[Dataset entries on figures]
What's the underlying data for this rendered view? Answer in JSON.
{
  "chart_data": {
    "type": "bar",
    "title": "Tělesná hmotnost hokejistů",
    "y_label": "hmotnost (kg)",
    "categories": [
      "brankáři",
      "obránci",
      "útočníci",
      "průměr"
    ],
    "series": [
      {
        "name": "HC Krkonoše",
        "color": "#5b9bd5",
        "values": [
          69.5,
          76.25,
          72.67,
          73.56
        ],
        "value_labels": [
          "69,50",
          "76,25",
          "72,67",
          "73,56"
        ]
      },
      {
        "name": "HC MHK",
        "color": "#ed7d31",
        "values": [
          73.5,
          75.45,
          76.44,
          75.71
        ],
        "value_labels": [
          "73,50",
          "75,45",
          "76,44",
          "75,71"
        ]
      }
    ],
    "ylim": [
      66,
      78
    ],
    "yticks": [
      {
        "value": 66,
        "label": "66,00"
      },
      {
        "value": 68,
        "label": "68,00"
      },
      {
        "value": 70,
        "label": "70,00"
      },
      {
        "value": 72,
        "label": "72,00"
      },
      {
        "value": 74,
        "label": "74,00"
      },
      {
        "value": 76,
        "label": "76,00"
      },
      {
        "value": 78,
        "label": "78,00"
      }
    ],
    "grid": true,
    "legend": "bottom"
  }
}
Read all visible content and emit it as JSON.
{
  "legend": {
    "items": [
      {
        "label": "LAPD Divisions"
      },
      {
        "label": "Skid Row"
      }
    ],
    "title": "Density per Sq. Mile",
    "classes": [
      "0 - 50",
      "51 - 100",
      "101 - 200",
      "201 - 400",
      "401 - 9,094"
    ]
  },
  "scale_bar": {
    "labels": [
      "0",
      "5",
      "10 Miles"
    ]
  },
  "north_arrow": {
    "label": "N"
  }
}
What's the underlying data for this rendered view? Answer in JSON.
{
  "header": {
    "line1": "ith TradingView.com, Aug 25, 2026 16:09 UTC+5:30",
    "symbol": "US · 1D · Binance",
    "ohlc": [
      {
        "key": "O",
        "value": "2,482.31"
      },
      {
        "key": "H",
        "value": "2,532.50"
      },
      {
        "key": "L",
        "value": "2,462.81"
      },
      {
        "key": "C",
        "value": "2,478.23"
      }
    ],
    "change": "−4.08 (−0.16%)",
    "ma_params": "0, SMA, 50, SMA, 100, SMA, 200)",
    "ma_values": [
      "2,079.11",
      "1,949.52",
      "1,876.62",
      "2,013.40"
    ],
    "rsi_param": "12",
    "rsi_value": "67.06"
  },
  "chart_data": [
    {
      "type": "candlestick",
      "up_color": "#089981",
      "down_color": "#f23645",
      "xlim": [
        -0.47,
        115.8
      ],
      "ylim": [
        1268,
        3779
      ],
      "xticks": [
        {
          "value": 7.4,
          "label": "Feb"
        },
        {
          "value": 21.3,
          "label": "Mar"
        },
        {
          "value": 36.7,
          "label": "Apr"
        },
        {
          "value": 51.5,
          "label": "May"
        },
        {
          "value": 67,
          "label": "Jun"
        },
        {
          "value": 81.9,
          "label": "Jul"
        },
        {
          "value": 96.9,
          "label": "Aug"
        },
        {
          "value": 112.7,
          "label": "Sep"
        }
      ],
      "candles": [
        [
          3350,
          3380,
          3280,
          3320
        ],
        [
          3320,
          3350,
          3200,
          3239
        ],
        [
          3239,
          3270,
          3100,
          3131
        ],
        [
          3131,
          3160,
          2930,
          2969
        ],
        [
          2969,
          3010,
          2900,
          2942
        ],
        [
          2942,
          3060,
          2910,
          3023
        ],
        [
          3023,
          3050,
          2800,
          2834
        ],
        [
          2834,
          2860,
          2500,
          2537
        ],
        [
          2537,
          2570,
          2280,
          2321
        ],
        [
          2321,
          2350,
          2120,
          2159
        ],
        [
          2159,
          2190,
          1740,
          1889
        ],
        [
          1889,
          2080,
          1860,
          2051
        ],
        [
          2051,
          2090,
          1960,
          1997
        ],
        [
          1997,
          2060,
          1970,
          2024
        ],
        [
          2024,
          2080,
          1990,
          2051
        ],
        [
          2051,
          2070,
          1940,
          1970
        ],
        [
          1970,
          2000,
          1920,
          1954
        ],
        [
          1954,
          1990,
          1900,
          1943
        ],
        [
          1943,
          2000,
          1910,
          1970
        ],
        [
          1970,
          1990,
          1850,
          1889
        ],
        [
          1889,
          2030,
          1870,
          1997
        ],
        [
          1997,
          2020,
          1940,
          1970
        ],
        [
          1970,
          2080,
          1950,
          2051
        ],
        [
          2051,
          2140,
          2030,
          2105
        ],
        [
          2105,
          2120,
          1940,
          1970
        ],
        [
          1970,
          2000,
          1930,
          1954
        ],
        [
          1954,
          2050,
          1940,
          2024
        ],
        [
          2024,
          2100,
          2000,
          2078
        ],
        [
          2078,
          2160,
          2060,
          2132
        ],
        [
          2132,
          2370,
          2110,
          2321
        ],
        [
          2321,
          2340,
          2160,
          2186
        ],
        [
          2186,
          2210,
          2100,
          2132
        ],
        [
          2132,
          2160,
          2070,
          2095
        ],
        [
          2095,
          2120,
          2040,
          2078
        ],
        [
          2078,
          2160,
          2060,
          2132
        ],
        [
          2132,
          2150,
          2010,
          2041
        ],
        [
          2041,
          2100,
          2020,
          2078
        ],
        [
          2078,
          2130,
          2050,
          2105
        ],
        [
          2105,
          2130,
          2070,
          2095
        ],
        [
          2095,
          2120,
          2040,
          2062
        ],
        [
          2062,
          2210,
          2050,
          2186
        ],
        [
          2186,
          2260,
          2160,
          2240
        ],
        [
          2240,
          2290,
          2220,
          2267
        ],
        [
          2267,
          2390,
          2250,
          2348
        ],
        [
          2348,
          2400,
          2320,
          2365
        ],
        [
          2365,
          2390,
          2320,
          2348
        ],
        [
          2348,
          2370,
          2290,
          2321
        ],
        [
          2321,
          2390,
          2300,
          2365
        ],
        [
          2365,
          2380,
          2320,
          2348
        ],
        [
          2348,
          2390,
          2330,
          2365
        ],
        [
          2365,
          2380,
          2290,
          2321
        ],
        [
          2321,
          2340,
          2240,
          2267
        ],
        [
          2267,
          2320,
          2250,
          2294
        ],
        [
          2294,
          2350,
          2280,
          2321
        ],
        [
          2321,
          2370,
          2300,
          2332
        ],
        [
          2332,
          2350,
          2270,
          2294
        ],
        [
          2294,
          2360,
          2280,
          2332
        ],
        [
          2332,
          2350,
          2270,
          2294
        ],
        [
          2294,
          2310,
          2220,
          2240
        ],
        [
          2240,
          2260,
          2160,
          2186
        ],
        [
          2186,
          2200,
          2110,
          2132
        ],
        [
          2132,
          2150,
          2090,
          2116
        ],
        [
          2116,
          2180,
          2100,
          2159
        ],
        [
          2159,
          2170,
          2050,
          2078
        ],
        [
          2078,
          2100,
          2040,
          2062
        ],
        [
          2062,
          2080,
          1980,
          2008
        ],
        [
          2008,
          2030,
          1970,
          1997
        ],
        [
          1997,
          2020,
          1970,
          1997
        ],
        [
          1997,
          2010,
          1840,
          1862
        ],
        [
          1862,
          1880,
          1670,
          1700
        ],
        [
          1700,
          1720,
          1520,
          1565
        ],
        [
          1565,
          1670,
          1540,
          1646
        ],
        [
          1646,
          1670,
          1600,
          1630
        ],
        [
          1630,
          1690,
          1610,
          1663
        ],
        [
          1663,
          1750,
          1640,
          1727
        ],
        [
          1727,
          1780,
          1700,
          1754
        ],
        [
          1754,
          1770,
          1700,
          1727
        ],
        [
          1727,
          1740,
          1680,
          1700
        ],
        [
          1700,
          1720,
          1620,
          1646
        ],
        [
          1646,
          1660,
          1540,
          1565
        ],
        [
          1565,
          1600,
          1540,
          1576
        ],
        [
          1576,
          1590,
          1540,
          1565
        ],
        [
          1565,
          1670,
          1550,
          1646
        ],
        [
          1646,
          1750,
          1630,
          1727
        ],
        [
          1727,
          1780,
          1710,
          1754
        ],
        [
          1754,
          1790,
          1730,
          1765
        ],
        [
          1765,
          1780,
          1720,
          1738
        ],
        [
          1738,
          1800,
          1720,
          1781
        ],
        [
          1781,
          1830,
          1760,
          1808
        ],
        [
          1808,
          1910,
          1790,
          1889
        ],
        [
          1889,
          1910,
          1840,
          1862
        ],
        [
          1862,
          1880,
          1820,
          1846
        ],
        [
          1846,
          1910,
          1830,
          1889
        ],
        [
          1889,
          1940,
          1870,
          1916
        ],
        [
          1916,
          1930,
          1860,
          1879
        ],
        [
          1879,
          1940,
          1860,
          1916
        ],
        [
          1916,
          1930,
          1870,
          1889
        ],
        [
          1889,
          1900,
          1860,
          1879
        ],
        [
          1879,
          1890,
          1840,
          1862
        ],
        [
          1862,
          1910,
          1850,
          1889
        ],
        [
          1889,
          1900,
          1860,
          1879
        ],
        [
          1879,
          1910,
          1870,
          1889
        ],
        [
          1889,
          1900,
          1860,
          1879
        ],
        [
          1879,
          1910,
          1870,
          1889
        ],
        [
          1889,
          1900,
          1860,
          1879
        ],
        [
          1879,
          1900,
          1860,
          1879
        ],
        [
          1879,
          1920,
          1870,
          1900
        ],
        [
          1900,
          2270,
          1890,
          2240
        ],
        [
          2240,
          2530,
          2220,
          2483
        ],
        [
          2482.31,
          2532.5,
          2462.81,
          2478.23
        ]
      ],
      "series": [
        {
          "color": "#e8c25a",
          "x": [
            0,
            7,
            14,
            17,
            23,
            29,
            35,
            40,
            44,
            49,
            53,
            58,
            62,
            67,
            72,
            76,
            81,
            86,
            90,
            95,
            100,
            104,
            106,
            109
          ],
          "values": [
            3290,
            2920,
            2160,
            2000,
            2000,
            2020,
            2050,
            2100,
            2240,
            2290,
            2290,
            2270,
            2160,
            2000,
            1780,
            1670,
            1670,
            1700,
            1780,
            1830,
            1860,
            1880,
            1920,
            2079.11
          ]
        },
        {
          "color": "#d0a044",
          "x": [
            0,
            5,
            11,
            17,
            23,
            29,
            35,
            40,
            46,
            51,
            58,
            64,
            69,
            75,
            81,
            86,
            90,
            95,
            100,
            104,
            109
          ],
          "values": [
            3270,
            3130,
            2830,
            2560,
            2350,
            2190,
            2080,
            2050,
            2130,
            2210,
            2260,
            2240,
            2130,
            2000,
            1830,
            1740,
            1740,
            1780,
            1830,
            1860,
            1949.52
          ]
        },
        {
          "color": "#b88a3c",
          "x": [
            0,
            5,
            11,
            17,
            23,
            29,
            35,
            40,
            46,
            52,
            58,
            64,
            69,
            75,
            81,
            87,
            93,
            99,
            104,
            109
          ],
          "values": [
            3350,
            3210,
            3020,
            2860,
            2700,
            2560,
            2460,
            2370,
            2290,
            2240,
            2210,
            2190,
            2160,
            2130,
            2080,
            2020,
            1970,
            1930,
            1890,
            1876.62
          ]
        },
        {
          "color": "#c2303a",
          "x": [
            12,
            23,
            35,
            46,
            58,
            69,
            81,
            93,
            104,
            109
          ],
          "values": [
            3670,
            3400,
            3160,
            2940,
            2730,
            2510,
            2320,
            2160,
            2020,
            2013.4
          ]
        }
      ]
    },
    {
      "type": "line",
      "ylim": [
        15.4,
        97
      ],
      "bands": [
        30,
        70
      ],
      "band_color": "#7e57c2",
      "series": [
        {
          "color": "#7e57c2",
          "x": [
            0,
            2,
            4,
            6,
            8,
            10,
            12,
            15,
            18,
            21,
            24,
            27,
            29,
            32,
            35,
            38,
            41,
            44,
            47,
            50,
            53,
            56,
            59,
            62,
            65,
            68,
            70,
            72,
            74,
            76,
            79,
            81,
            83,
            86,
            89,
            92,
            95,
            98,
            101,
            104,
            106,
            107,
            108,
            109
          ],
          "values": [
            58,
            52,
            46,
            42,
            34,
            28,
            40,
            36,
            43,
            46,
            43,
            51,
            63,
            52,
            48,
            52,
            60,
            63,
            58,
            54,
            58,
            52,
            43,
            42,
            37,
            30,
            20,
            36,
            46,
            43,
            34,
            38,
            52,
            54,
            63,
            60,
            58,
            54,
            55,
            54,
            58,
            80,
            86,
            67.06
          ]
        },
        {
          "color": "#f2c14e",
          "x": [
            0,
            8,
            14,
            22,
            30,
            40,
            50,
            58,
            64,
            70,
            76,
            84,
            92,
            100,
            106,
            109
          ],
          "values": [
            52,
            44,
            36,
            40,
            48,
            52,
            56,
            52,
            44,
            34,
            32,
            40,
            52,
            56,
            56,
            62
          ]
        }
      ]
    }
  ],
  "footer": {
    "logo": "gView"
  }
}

WHAT YOU WILL DO: List every line from the entries above in which "title" appears.

SOLUTION:
    "title": "Tělesná hmotnost hokejistů",
    "title": "Density per Sq. Mile",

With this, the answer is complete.